-- Passage provided start --
I am now of the opinion that this is a job to be done every two years but that is nothing to do with the impellor. With normal Drascombe leisure use that should last much longer. What needs regular attention are the drive shaft splines which are mentioned below. I would not expect a dealer to necessarily inspect the impellor in every annual service unless the tell tale flow was low although he should do so if he is charging you for a full 100 hour service. The distributor follows the company line and says inspect the impellor at 100 hours. My dealer suggests inspecting it every two years. In years past when I had a strong cooling water flow I used to inspect impellors only at five years (250 hours for me). I would always find them in good shape, probably good for as long again, but I would replace them anyway so that I didn’t have to worry about the issue for another five years. If you do high hours in a silty water environment you may want to inspect yours more often. However, there is an issue with these engines that if the drive shaft splines are not greased, then if you leave it too long, they can seize in the crankshaft, making dismantling to get at the impellor a serious problem. In fact in more recent operation manuals for these engines, lubricating the driveshaft splines now appears as an item on the annual maintenance list. Accordingly I now remove the lower unit every two years to grease the drive shaft top splines. Having gone to the trouble of taking the lower unit off it then makes sense to look at the impellor anyway.

 

Replacing the water pump impellor

If disassembly works as it should this is not a difficult job requiring any special skills or tools. It is just that re-assembling the gear linkage can be fiddly. However it will succumb given patience. I have had a lot of practice and it generally takes me about half an hour to do the whole job and that is with the extra care and attention to detail that an owner not being paid by the hour can give.

 

The first part of the job is to separate the gear case from the base of the leg of the outboard. The gear case is a little easier to handle if the propeller is off but removing it is not essential. It is not necessary to drain the gear oil for this operation. However, for safety you should in any case remove the spark plug lead.

 

 

The rod passing down inside the leg and which actuates the gears is in two parts which need to be separated. Shift the gears into reverse and look for the big rubber bung on the starboard side of the leg a few inches above the anti aeration plate. Take the bung out and you will see the clamp which holds the two parts of the rod together (see picture). Slacken, but do not remove, this clamp so that the lower rod will slide out when the gear case is removed.

 

 

Now remove the two bolts under the anti-aeration plate which hold the gear case on. The one at the rear needs a 13mm spanner or socket. The other at the extreme front requires a 10mm spanner or socket. Guide the gear case away from the leg. If it does not come easily place a block of wood on top of the anti-aeration plate and tap the wood gently with a hammer. The plate is a light alloy casting and it will crack if you hit it too hard. Tap first on one side then on the other. If it still does not want to separate then stop. Don’t force it. However, in most cases, once separated, the gear case will come away relatively easily. There is no gasket. On all but early engines, to drain the leg, there are holes at the front near the join. While you are here make sure that they are not obstructed.
-- Passage provided end --
-- Given records start --
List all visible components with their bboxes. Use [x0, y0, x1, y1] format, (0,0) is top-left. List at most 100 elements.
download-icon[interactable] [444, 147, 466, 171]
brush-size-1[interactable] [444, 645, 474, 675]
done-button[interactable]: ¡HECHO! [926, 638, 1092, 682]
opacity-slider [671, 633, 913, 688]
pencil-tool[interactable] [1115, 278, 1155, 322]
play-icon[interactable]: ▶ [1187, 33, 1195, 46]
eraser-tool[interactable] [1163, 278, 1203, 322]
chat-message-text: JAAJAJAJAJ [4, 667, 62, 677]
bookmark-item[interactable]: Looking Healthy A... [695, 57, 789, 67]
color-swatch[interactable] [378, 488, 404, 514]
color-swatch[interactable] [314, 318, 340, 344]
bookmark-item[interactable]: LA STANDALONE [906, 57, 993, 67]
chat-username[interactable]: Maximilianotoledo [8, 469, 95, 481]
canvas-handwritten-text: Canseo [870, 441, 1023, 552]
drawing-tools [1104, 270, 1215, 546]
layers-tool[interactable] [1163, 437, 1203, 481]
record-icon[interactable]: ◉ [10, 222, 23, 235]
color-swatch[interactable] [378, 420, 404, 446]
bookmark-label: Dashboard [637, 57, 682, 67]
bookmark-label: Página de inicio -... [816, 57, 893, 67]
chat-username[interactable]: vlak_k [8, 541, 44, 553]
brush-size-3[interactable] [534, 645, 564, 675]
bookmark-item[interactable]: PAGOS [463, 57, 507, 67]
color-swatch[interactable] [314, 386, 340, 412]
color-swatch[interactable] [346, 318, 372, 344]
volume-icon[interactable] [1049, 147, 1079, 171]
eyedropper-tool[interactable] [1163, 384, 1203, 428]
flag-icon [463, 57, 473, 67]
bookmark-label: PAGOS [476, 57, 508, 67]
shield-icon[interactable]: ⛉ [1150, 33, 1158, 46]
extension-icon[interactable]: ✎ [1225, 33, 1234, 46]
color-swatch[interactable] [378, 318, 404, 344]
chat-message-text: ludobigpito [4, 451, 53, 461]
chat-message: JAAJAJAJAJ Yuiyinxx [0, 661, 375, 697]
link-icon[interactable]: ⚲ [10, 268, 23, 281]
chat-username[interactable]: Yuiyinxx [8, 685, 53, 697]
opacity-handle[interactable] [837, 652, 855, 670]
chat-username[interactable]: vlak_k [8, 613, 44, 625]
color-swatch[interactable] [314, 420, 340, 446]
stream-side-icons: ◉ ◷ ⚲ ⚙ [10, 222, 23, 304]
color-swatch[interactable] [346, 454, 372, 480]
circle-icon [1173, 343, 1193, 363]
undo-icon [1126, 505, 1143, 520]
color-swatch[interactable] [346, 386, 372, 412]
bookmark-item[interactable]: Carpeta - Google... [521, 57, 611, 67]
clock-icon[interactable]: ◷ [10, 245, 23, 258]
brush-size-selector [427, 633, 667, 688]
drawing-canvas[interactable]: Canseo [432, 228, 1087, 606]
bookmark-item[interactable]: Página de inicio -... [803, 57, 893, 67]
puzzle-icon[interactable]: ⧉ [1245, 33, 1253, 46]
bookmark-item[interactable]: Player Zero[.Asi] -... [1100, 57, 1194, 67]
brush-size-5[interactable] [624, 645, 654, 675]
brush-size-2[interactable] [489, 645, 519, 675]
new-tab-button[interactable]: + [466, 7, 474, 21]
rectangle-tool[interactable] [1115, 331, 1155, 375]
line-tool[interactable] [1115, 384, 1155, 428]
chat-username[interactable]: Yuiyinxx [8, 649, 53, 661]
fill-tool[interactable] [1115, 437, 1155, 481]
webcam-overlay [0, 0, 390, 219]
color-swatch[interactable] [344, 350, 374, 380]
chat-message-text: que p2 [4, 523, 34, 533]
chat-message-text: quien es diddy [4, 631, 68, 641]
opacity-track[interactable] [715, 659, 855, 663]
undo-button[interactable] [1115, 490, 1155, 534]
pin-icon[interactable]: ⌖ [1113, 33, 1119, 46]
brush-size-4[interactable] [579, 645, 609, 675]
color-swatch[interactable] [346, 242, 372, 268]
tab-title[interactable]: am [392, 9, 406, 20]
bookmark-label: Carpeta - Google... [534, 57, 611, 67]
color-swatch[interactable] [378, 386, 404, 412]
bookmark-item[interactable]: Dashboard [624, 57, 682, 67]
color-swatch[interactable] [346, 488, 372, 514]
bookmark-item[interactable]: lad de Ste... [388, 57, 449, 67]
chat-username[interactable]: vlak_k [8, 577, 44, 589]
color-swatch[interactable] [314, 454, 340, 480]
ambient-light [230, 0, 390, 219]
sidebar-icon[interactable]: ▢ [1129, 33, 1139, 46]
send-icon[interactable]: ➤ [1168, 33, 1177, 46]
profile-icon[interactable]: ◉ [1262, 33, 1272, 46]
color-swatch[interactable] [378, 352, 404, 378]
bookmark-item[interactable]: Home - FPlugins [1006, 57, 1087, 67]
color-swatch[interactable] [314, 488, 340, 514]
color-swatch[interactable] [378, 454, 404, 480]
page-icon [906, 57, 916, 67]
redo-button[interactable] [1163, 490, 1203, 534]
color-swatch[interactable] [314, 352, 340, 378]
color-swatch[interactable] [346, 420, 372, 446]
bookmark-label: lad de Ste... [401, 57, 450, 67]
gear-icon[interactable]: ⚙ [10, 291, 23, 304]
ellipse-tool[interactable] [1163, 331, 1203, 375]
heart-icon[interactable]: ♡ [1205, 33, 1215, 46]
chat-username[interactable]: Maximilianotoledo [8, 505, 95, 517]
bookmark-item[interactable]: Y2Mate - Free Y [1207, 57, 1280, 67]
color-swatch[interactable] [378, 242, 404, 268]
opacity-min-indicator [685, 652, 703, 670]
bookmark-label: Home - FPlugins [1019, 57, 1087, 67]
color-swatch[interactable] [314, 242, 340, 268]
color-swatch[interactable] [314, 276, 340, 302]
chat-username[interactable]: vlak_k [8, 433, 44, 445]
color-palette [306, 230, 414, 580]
-- Given records end --
What you need to do:
1. In the outboard maintenance passage, what size spanner or socket does the rear bolt under the anti-aeration plate need?
2. Replace "pencil-tool" with "marker-tool" in the rows, starting with the first row and going on through the row with "chat-message-text: JAAJAJAJAJ [4, 667, 62, 677]", and give only those rows again with nothing else changed.

Task results:
1. A 13mm spanner or socket.

2.
List all visible components with their bboxes. Use [x0, y0, x1, y1] format, (0,0) is top-left. List at most 100 elements.
download-icon[interactable] [444, 147, 466, 171]
brush-size-1[interactable] [444, 645, 474, 675]
done-button[interactable]: ¡HECHO! [926, 638, 1092, 682]
opacity-slider [671, 633, 913, 688]
marker-tool[interactable] [1115, 278, 1155, 322]
play-icon[interactable]: ▶ [1187, 33, 1195, 46]
eraser-tool[interactable] [1163, 278, 1203, 322]
chat-message-text: JAAJAJAJAJ [4, 667, 62, 677]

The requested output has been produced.